What lines of the data hold the string "chez"? Pull each one out.

** Start of RECORDS SUPPLIED **

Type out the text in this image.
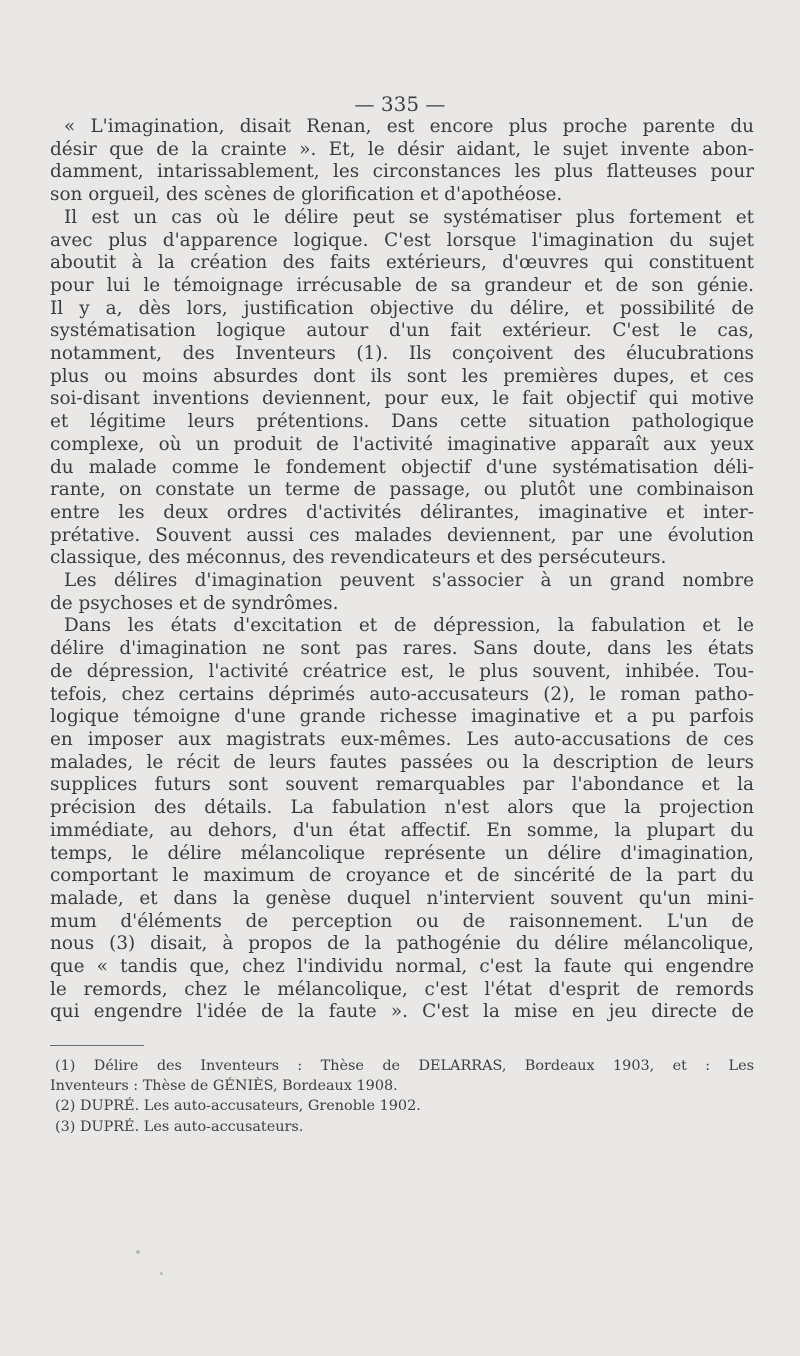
— 335 —
« L'imagination, disait Renan, est encore plus proche parente du
désir que de la crainte ». Et, le désir aidant, le sujet invente abon-
damment, intarissablement, les circonstances les plus flatteuses pour
son orgueil, des scènes de glorification et d'apothéose.
Il est un cas où le délire peut se systématiser plus fortement et
avec plus d'apparence logique. C'est lorsque l'imagination du sujet
aboutit à la création des faits extérieurs, d'œuvres qui constituent
pour lui le témoignage irrécusable de sa grandeur et de son génie.
Il y a, dès lors, justification objective du délire, et possibilité de
systématisation logique autour d'un fait extérieur. C'est le cas,
notamment, des Inventeurs (1). Ils conçoivent des élucubrations
plus ou moins absurdes dont ils sont les premières dupes, et ces
soi-disant inventions deviennent, pour eux, le fait objectif qui motive
et légitime leurs prétentions. Dans cette situation pathologique
complexe, où un produit de l'activité imaginative apparaît aux yeux
du malade comme le fondement objectif d'une systématisation déli-
rante, on constate un terme de passage, ou plutôt une combinaison
entre les deux ordres d'activités délirantes, imaginative et inter-
prétative. Souvent aussi ces malades deviennent, par une évolution
classique, des méconnus, des revendicateurs et des persécuteurs.
Les délires d'imagination peuvent s'associer à un grand nombre
de psychoses et de syndrômes.
Dans les états d'excitation et de dépression, la fabulation et le
délire d'imagination ne sont pas rares. Sans doute, dans les états
de dépression, l'activité créatrice est, le plus souvent, inhibée. Tou-
tefois, chez certains déprimés auto-accusateurs (2), le roman patho-
logique témoigne d'une grande richesse imaginative et a pu parfois
en imposer aux magistrats eux-mêmes. Les auto-accusations de ces
malades, le récit de leurs fautes passées ou la description de leurs
supplices futurs sont souvent remarquables par l'abondance et la
précision des détails. La fabulation n'est alors que la projection
immédiate, au dehors, d'un état affectif. En somme, la plupart du
temps, le délire mélancolique représente un délire d'imagination,
comportant le maximum de croyance et de sincérité de la part du
malade, et dans la genèse duquel n'intervient souvent qu'un mini-
mum d'éléments de perception ou de raisonnement. L'un de
nous (3) disait, à propos de la pathogénie du délire mélancolique,
que « tandis que, chez l'individu normal, c'est la faute qui engendre
le remords, chez le mélancolique, c'est l'état d'esprit de remords
qui engendre l'idée de la faute ». C'est la mise en jeu directe de
(1) Délire des Inventeurs : Thèse de DELARRAS, Bordeaux 1903, et : Les
Inventeurs : Thèse de GÉNIÈS, Bordeaux 1908.
(2) DUPRÉ. Les auto-accusateurs, Grenoble 1902.
(3) DUPRÉ. Les auto-accusateurs.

** End of RECORDS SUPPLIED **

→ **FULL SOLUTION**
tefois, chez certains déprimés auto-accusateurs (2), le roman patho-
que « tandis que, chez l'individu normal, c'est la faute qui engendre
le remords, chez le mélancolique, c'est l'état d'esprit de remords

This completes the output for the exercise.